**Task to carry out:** Write out the entries word for word, starting at the first line and ending with the line that contains "Point — [156, 534, 179, 549]".

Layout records
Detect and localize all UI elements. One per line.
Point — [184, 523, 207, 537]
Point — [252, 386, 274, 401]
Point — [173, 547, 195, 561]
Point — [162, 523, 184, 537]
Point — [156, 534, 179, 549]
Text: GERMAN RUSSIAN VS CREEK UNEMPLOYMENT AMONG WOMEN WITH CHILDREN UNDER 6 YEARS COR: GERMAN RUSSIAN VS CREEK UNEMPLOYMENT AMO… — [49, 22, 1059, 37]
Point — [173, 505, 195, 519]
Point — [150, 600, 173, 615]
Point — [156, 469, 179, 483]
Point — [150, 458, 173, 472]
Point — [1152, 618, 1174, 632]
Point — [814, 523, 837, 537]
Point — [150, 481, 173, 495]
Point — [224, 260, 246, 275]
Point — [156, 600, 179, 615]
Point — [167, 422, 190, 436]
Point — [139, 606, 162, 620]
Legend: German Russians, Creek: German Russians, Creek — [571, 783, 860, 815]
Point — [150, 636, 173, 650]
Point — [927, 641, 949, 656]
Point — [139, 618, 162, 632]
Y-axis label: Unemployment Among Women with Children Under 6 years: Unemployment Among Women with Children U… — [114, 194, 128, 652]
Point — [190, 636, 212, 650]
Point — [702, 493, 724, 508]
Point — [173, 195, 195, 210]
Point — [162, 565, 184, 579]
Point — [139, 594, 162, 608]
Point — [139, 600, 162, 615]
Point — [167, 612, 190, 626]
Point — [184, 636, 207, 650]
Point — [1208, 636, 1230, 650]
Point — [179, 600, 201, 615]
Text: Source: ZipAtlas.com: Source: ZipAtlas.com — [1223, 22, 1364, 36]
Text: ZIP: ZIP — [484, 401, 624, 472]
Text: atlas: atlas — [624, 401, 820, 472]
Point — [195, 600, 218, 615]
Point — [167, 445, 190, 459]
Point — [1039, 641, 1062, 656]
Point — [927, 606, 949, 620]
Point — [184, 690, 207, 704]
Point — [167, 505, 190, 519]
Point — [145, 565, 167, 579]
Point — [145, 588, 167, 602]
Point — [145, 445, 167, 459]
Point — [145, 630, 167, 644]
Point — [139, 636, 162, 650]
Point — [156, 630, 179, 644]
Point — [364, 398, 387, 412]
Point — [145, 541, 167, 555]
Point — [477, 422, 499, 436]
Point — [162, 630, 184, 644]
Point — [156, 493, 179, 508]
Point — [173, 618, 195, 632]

**Expected answer:**
Detect and localize all UI elements. One per line.
Point — [184, 523, 207, 537]
Point — [252, 386, 274, 401]
Point — [173, 547, 195, 561]
Point — [162, 523, 184, 537]
Point — [156, 534, 179, 549]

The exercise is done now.